### Given instruction
Return every line below in which "JSON" appears.

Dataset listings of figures

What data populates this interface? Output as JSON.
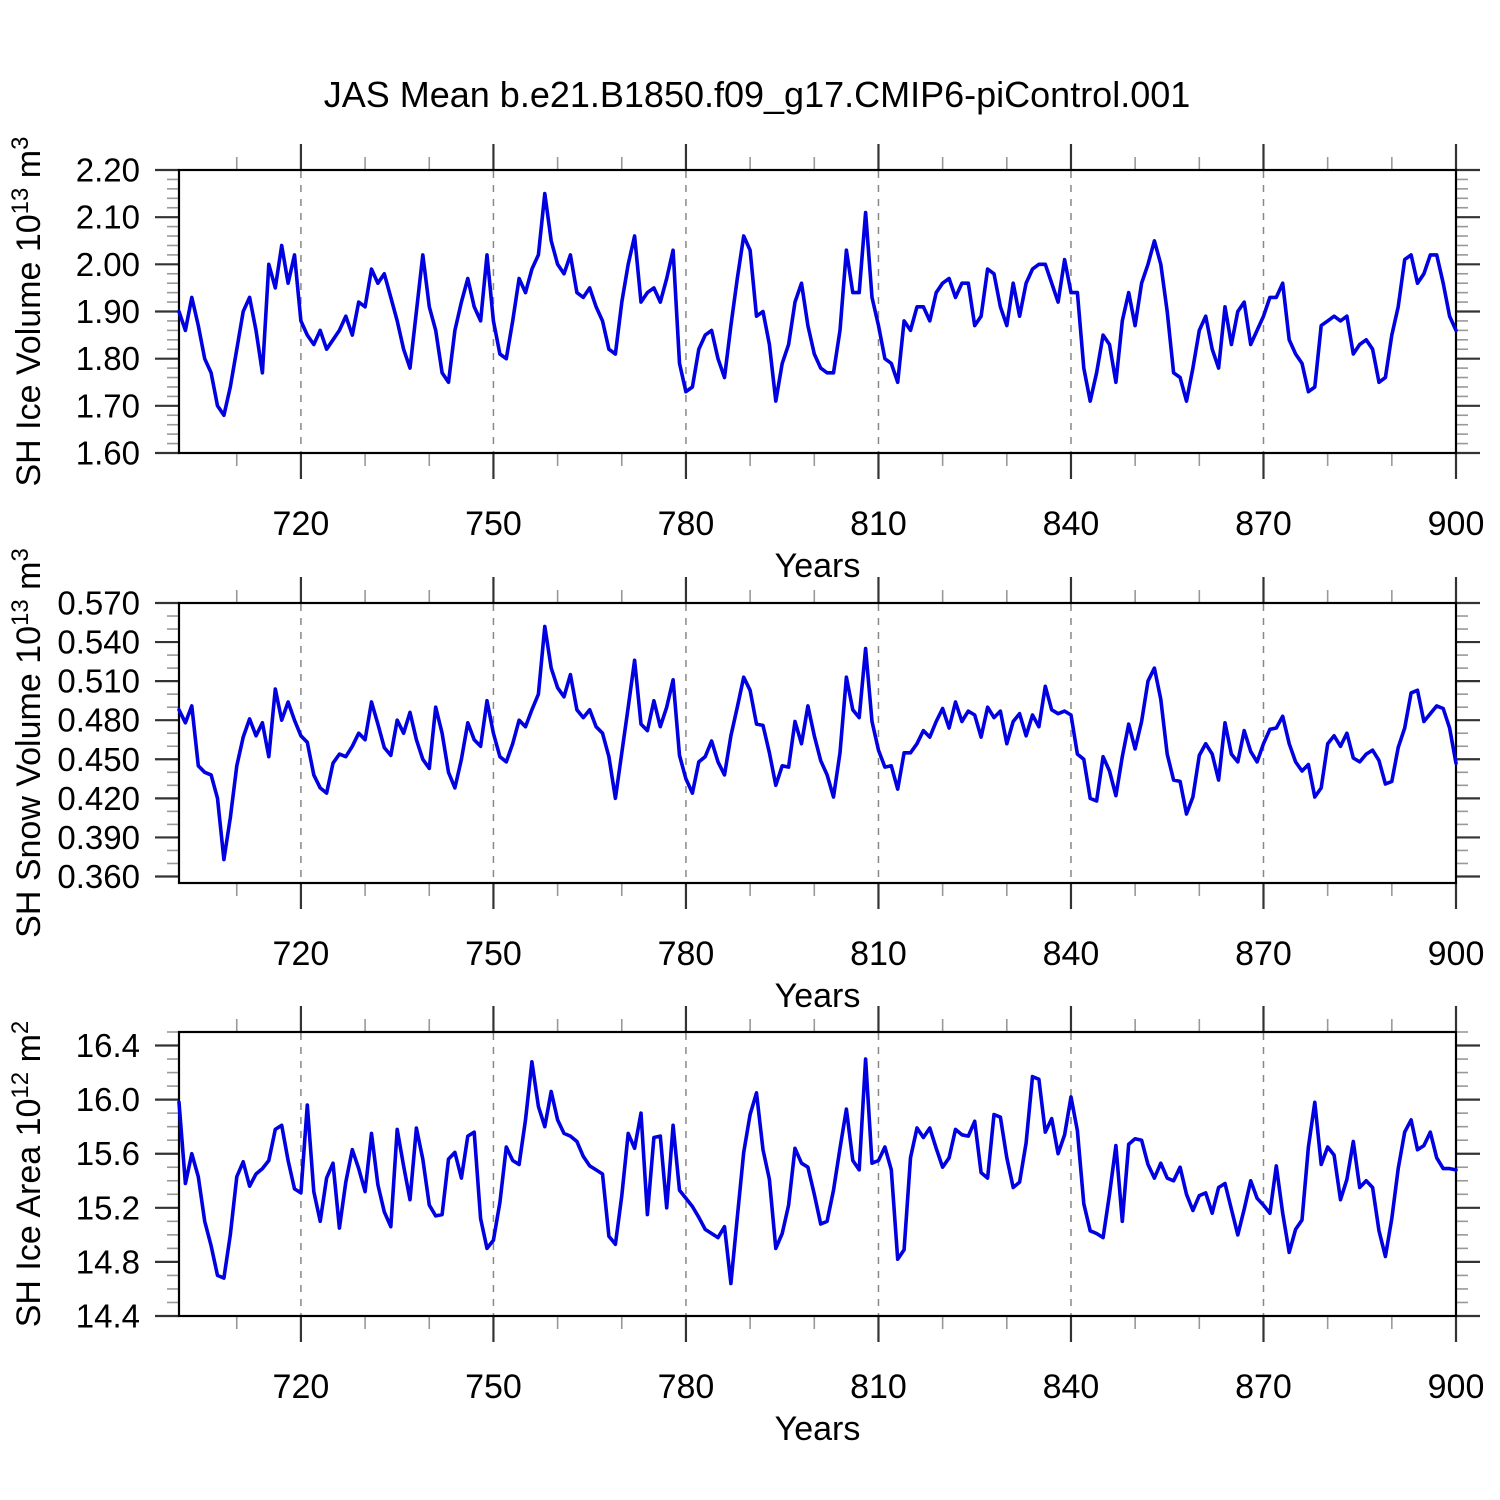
{
  "title": "JAS Mean b.e21.B1850.f09_g17.CMIP6-piControl.001",
  "colors": {
    "line": "#0000e0",
    "frame": "#000000",
    "grid": "#888888",
    "major_tick": "#333333",
    "minor_tick": "#999999",
    "text": "#000000"
  },
  "x_axis": {
    "label": "Years",
    "xlim": [
      701,
      900
    ],
    "major_ticks": [
      720,
      750,
      780,
      810,
      840,
      870,
      900
    ],
    "minor_step": 10
  },
  "chart_data": [
    {
      "id": "sh-ice-volume",
      "type": "line",
      "series_name": "SH Ice Volume 10^13 m^3",
      "xlabel": "Years",
      "ylabel_parts": [
        {
          "t": "SH Ice Volume 10"
        },
        {
          "s": "13"
        },
        {
          "t": " m"
        },
        {
          "s": "3"
        }
      ],
      "ylim": [
        1.6,
        2.2
      ],
      "y_major": [
        {
          "v": 2.2,
          "label": "2.20"
        },
        {
          "v": 2.1,
          "label": "2.10"
        },
        {
          "v": 2.0,
          "label": "2.00"
        },
        {
          "v": 1.9,
          "label": "1.90"
        },
        {
          "v": 1.8,
          "label": "1.80"
        },
        {
          "v": 1.7,
          "label": "1.70"
        },
        {
          "v": 1.6,
          "label": "1.60"
        }
      ],
      "y_minor_step": 0.02,
      "x_start": 701,
      "x_step": 1,
      "values": [
        1.9,
        1.86,
        1.93,
        1.87,
        1.8,
        1.77,
        1.7,
        1.68,
        1.74,
        1.82,
        1.9,
        1.93,
        1.86,
        1.77,
        2.0,
        1.95,
        2.04,
        1.96,
        2.02,
        1.88,
        1.85,
        1.83,
        1.86,
        1.82,
        1.84,
        1.86,
        1.89,
        1.85,
        1.92,
        1.91,
        1.99,
        1.96,
        1.98,
        1.93,
        1.88,
        1.82,
        1.78,
        1.9,
        2.02,
        1.91,
        1.86,
        1.77,
        1.75,
        1.86,
        1.92,
        1.97,
        1.91,
        1.88,
        2.02,
        1.88,
        1.81,
        1.8,
        1.88,
        1.97,
        1.94,
        1.99,
        2.02,
        2.15,
        2.05,
        2.0,
        1.98,
        2.02,
        1.94,
        1.93,
        1.95,
        1.91,
        1.88,
        1.82,
        1.81,
        1.92,
        2.0,
        2.06,
        1.92,
        1.94,
        1.95,
        1.92,
        1.97,
        2.03,
        1.79,
        1.73,
        1.74,
        1.82,
        1.85,
        1.86,
        1.8,
        1.76,
        1.87,
        1.97,
        2.06,
        2.03,
        1.89,
        1.9,
        1.83,
        1.71,
        1.79,
        1.83,
        1.92,
        1.96,
        1.87,
        1.81,
        1.78,
        1.77,
        1.77,
        1.86,
        2.03,
        1.94,
        1.94,
        2.11,
        1.93,
        1.87,
        1.8,
        1.79,
        1.75,
        1.88,
        1.86,
        1.91,
        1.91,
        1.88,
        1.94,
        1.96,
        1.97,
        1.93,
        1.96,
        1.96,
        1.87,
        1.89,
        1.99,
        1.98,
        1.91,
        1.87,
        1.96,
        1.89,
        1.96,
        1.99,
        2.0,
        2.0,
        1.96,
        1.92,
        2.01,
        1.94,
        1.94,
        1.78,
        1.71,
        1.77,
        1.85,
        1.83,
        1.75,
        1.88,
        1.94,
        1.87,
        1.96,
        2.0,
        2.05,
        2.0,
        1.9,
        1.77,
        1.76,
        1.71,
        1.78,
        1.86,
        1.89,
        1.82,
        1.78,
        1.91,
        1.83,
        1.9,
        1.92,
        1.83,
        1.86,
        1.89,
        1.93,
        1.93,
        1.96,
        1.84,
        1.81,
        1.79,
        1.73,
        1.74,
        1.87,
        1.88,
        1.89,
        1.88,
        1.89,
        1.81,
        1.83,
        1.84,
        1.82,
        1.75,
        1.76,
        1.85,
        1.91,
        2.01,
        2.02,
        1.96,
        1.98,
        2.02,
        2.02,
        1.96,
        1.89,
        1.86
      ]
    },
    {
      "id": "sh-snow-volume",
      "type": "line",
      "series_name": "SH Snow Volume 10^13 m^3",
      "xlabel": "Years",
      "ylabel_parts": [
        {
          "t": "SH Snow Volume 10"
        },
        {
          "s": "13"
        },
        {
          "t": " m"
        },
        {
          "s": "3"
        }
      ],
      "ylim": [
        0.355,
        0.57
      ],
      "y_major": [
        {
          "v": 0.57,
          "label": "0.570"
        },
        {
          "v": 0.54,
          "label": "0.540"
        },
        {
          "v": 0.51,
          "label": "0.510"
        },
        {
          "v": 0.48,
          "label": "0.480"
        },
        {
          "v": 0.45,
          "label": "0.450"
        },
        {
          "v": 0.42,
          "label": "0.420"
        },
        {
          "v": 0.39,
          "label": "0.390"
        },
        {
          "v": 0.36,
          "label": "0.360"
        }
      ],
      "y_minor_step": 0.01,
      "x_start": 701,
      "x_step": 1,
      "values": [
        0.488,
        0.478,
        0.491,
        0.445,
        0.44,
        0.438,
        0.42,
        0.373,
        0.405,
        0.445,
        0.467,
        0.481,
        0.468,
        0.478,
        0.452,
        0.504,
        0.48,
        0.494,
        0.48,
        0.468,
        0.463,
        0.438,
        0.428,
        0.424,
        0.447,
        0.454,
        0.452,
        0.46,
        0.47,
        0.465,
        0.494,
        0.477,
        0.459,
        0.453,
        0.48,
        0.47,
        0.486,
        0.465,
        0.45,
        0.443,
        0.49,
        0.47,
        0.44,
        0.428,
        0.45,
        0.478,
        0.465,
        0.46,
        0.495,
        0.47,
        0.452,
        0.448,
        0.462,
        0.48,
        0.475,
        0.488,
        0.5,
        0.552,
        0.52,
        0.505,
        0.498,
        0.515,
        0.488,
        0.482,
        0.488,
        0.475,
        0.47,
        0.452,
        0.42,
        0.455,
        0.49,
        0.526,
        0.477,
        0.472,
        0.495,
        0.475,
        0.49,
        0.511,
        0.453,
        0.435,
        0.424,
        0.448,
        0.452,
        0.464,
        0.448,
        0.438,
        0.468,
        0.49,
        0.513,
        0.503,
        0.477,
        0.476,
        0.455,
        0.43,
        0.445,
        0.444,
        0.479,
        0.462,
        0.491,
        0.468,
        0.449,
        0.438,
        0.421,
        0.455,
        0.513,
        0.488,
        0.482,
        0.535,
        0.479,
        0.457,
        0.444,
        0.445,
        0.427,
        0.455,
        0.455,
        0.462,
        0.472,
        0.467,
        0.479,
        0.489,
        0.474,
        0.494,
        0.479,
        0.487,
        0.484,
        0.467,
        0.49,
        0.482,
        0.487,
        0.462,
        0.479,
        0.485,
        0.468,
        0.484,
        0.475,
        0.506,
        0.488,
        0.485,
        0.487,
        0.484,
        0.454,
        0.45,
        0.42,
        0.418,
        0.452,
        0.441,
        0.422,
        0.452,
        0.477,
        0.458,
        0.479,
        0.51,
        0.52,
        0.496,
        0.454,
        0.434,
        0.433,
        0.408,
        0.421,
        0.453,
        0.462,
        0.454,
        0.434,
        0.478,
        0.454,
        0.448,
        0.472,
        0.456,
        0.448,
        0.462,
        0.473,
        0.474,
        0.483,
        0.462,
        0.448,
        0.441,
        0.446,
        0.421,
        0.428,
        0.462,
        0.468,
        0.46,
        0.47,
        0.451,
        0.448,
        0.454,
        0.457,
        0.449,
        0.431,
        0.433,
        0.459,
        0.474,
        0.501,
        0.503,
        0.479,
        0.485,
        0.491,
        0.489,
        0.474,
        0.447
      ]
    },
    {
      "id": "sh-ice-area",
      "type": "line",
      "series_name": "SH Ice Area 10^12 m^2",
      "xlabel": "Years",
      "ylabel_parts": [
        {
          "t": "SH Ice Area 10"
        },
        {
          "s": "12"
        },
        {
          "t": " m"
        },
        {
          "s": "2"
        }
      ],
      "ylim": [
        14.4,
        16.5
      ],
      "y_major": [
        {
          "v": 16.4,
          "label": "16.4"
        },
        {
          "v": 16.0,
          "label": "16.0"
        },
        {
          "v": 15.6,
          "label": "15.6"
        },
        {
          "v": 15.2,
          "label": "15.2"
        },
        {
          "v": 14.8,
          "label": "14.8"
        },
        {
          "v": 14.4,
          "label": "14.4"
        }
      ],
      "y_minor_step": 0.1,
      "x_start": 701,
      "x_step": 1,
      "values": [
        15.98,
        15.38,
        15.6,
        15.43,
        15.1,
        14.92,
        14.7,
        14.68,
        15.0,
        15.43,
        15.54,
        15.36,
        15.45,
        15.49,
        15.55,
        15.78,
        15.81,
        15.55,
        15.34,
        15.31,
        15.96,
        15.32,
        15.1,
        15.42,
        15.53,
        15.05,
        15.39,
        15.63,
        15.49,
        15.32,
        15.75,
        15.37,
        15.17,
        15.06,
        15.78,
        15.51,
        15.26,
        15.79,
        15.56,
        15.22,
        15.14,
        15.15,
        15.56,
        15.61,
        15.42,
        15.73,
        15.76,
        15.12,
        14.9,
        14.96,
        15.24,
        15.65,
        15.55,
        15.52,
        15.85,
        16.28,
        15.95,
        15.8,
        16.06,
        15.85,
        15.75,
        15.73,
        15.69,
        15.58,
        15.51,
        15.48,
        15.45,
        14.99,
        14.93,
        15.29,
        15.75,
        15.64,
        15.9,
        15.15,
        15.72,
        15.73,
        15.2,
        15.81,
        15.33,
        15.27,
        15.21,
        15.13,
        15.04,
        15.01,
        14.98,
        15.06,
        14.64,
        15.13,
        15.61,
        15.89,
        16.05,
        15.63,
        15.41,
        14.9,
        15.01,
        15.22,
        15.64,
        15.53,
        15.5,
        15.3,
        15.08,
        15.1,
        15.33,
        15.64,
        15.93,
        15.55,
        15.48,
        16.3,
        15.53,
        15.55,
        15.65,
        15.48,
        14.82,
        14.89,
        15.57,
        15.79,
        15.72,
        15.79,
        15.64,
        15.5,
        15.57,
        15.78,
        15.74,
        15.73,
        15.84,
        15.46,
        15.42,
        15.89,
        15.87,
        15.57,
        15.35,
        15.39,
        15.68,
        16.17,
        16.15,
        15.76,
        15.86,
        15.6,
        15.74,
        16.02,
        15.77,
        15.23,
        15.03,
        15.01,
        14.98,
        15.3,
        15.66,
        15.1,
        15.67,
        15.71,
        15.7,
        15.52,
        15.42,
        15.53,
        15.42,
        15.4,
        15.5,
        15.3,
        15.18,
        15.29,
        15.31,
        15.16,
        15.35,
        15.38,
        15.19,
        15.0,
        15.19,
        15.4,
        15.27,
        15.22,
        15.16,
        15.51,
        15.16,
        14.87,
        15.04,
        15.11,
        15.65,
        15.98,
        15.52,
        15.65,
        15.59,
        15.26,
        15.41,
        15.69,
        15.35,
        15.4,
        15.35,
        15.03,
        14.84,
        15.12,
        15.49,
        15.76,
        15.85,
        15.63,
        15.66,
        15.76,
        15.57,
        15.49,
        15.49,
        15.48
      ]
    }
  ]
}
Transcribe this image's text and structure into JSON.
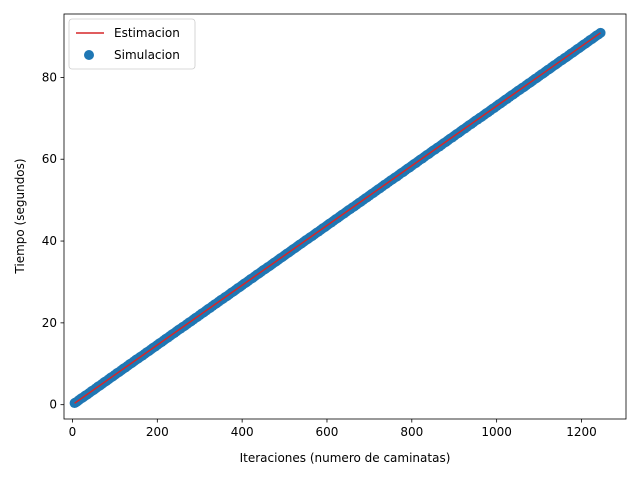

### Answer for this exercise
What data populates this interface? Output as JSON.
Transcribe this image's text and structure into JSON.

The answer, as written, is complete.